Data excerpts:
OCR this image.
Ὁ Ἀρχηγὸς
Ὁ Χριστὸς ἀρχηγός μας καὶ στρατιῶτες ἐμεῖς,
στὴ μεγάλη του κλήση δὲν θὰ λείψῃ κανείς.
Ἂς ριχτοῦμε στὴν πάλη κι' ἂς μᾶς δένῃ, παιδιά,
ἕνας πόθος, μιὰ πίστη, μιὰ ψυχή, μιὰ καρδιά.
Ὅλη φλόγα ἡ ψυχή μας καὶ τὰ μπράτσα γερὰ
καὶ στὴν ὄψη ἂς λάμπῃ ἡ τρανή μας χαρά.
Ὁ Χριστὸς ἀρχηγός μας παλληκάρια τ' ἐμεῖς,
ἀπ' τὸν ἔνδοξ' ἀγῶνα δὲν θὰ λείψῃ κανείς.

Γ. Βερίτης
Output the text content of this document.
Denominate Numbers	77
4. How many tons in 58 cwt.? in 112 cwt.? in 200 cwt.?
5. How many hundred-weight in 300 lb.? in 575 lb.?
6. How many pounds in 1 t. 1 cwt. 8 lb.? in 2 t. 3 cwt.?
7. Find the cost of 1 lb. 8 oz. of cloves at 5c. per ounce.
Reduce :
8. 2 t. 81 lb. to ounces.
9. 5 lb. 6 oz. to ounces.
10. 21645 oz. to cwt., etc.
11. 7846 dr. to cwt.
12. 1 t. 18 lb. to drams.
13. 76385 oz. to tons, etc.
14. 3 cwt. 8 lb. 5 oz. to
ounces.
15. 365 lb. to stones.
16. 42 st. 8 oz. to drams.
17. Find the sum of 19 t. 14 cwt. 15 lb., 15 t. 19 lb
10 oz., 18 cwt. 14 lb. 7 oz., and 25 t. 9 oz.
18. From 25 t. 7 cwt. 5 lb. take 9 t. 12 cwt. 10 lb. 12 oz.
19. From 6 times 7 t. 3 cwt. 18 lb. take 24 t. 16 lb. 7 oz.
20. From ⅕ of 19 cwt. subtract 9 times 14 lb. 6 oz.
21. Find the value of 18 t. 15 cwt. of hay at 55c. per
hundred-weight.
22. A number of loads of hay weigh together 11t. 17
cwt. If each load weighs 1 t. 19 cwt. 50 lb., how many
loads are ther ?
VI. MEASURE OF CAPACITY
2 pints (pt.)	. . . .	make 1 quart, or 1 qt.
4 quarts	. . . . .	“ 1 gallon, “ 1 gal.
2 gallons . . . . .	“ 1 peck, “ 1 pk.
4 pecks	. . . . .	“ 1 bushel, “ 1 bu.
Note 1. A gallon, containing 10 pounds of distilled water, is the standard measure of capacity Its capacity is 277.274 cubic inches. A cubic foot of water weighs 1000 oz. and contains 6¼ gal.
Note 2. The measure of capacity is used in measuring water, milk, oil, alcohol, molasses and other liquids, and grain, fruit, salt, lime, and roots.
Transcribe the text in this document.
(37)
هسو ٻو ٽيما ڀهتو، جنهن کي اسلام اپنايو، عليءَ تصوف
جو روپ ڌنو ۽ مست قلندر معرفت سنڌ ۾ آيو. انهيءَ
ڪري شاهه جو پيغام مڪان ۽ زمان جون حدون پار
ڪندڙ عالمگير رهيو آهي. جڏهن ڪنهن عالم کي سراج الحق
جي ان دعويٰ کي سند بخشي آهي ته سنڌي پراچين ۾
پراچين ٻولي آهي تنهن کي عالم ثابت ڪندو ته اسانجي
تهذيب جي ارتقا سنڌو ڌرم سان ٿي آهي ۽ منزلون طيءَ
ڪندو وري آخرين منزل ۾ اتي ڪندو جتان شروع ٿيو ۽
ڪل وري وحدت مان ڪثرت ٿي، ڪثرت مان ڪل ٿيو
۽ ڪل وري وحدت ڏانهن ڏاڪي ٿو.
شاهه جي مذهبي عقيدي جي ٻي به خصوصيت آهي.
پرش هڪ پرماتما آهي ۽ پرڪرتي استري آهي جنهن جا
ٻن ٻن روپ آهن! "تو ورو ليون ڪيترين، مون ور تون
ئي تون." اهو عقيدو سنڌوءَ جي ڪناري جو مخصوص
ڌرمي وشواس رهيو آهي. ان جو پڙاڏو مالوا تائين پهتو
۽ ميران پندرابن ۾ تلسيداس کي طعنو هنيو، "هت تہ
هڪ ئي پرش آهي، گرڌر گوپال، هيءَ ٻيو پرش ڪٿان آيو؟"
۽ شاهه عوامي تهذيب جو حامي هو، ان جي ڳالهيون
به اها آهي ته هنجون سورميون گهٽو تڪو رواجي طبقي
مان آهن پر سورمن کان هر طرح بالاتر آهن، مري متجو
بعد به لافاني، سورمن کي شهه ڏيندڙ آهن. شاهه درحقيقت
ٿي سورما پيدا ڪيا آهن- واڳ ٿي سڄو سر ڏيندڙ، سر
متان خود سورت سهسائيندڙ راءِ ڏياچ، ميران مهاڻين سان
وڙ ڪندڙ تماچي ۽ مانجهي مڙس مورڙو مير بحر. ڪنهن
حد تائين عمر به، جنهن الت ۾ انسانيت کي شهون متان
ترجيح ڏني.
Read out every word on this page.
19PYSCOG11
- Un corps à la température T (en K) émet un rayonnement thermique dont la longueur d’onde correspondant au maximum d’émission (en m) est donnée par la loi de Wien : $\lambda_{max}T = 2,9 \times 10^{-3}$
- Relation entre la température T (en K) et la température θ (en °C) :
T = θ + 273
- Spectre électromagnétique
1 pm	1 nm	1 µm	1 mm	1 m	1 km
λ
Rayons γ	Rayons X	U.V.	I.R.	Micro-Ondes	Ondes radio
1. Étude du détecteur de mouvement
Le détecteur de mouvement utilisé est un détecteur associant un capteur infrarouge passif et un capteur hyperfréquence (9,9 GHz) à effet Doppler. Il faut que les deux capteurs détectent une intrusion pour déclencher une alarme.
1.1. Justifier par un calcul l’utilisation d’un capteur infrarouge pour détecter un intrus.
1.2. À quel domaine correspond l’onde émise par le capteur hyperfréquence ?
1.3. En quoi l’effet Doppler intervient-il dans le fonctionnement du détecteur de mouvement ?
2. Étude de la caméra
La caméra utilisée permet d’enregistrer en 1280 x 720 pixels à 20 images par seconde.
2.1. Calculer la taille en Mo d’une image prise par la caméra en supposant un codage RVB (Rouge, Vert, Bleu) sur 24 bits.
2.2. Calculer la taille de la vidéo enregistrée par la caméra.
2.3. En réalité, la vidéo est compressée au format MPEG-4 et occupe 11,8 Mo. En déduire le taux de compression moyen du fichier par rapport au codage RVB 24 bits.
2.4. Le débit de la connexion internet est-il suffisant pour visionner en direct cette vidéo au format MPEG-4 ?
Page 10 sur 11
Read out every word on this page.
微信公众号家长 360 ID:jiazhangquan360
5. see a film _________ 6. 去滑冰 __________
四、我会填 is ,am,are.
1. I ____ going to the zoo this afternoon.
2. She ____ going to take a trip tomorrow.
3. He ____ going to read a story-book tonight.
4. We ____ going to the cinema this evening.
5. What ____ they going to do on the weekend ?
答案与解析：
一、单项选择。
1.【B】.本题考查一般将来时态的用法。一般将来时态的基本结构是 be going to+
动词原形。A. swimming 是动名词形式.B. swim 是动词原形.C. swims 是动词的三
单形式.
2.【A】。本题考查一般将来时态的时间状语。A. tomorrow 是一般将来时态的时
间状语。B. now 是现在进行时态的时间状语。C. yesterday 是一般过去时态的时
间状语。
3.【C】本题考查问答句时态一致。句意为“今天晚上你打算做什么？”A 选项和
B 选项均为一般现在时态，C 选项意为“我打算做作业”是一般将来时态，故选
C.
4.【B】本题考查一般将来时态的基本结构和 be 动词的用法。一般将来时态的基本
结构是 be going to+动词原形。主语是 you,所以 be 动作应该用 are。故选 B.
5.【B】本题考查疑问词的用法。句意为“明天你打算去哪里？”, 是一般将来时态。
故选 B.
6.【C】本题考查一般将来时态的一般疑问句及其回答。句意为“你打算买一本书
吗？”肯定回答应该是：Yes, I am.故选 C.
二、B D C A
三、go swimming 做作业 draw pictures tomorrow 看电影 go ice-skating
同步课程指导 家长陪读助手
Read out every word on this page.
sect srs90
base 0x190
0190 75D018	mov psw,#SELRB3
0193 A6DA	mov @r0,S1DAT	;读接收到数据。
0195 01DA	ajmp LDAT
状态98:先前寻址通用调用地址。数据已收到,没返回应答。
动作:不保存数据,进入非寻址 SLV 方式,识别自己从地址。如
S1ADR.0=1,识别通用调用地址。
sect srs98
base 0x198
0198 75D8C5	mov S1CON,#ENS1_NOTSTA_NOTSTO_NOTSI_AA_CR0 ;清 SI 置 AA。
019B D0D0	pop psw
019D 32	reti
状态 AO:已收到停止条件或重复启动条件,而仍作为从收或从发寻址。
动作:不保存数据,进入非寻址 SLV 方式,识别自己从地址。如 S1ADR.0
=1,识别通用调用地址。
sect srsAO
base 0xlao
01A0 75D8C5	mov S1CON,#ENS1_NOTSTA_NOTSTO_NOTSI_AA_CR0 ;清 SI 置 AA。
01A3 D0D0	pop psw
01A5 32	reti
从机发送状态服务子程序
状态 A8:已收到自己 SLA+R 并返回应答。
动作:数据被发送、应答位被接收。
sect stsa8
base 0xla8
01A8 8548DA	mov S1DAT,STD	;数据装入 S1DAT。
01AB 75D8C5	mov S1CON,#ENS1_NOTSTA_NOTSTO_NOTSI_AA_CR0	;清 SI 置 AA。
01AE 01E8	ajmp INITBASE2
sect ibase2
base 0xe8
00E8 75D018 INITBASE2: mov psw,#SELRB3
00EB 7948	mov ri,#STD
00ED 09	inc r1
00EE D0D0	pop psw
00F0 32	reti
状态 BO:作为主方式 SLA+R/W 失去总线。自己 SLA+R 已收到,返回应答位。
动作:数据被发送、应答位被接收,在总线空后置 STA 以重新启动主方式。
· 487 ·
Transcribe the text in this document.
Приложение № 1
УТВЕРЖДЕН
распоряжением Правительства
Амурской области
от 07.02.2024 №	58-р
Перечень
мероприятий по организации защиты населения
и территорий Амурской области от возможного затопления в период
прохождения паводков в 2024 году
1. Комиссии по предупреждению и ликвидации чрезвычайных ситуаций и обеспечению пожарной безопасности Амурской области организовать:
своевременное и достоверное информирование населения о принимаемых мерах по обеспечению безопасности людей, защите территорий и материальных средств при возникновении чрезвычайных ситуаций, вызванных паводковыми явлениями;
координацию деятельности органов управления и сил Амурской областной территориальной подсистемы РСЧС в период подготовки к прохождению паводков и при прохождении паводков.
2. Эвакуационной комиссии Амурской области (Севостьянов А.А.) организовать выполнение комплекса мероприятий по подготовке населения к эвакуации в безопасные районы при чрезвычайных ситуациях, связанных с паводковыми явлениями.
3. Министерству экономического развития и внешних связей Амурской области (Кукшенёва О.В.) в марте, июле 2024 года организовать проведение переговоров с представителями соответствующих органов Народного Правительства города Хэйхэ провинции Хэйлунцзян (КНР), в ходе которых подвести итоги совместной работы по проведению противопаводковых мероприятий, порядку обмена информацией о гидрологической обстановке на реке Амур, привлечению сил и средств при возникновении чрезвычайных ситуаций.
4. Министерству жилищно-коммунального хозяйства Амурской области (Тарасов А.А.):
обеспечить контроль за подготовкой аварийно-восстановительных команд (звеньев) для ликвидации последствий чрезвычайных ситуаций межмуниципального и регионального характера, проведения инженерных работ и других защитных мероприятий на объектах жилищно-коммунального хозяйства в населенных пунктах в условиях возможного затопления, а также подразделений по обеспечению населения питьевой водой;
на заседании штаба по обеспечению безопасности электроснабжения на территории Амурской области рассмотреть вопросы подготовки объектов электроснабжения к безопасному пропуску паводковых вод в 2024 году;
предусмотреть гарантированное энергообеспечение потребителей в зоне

# [What to produce]
Where a line holds "many", copy it out.

# [Result]
4. How many tons in 58 cwt.? in 112 cwt.? in 200 cwt.?
5. How many hundred-weight in 300 lb.? in 575 lb.?
6. How many pounds in 1 t. 1 cwt. 8 lb.? in 2 t. 3 cwt.?
cwt. If each load weighs 1 t. 19 cwt. 50 lb., how many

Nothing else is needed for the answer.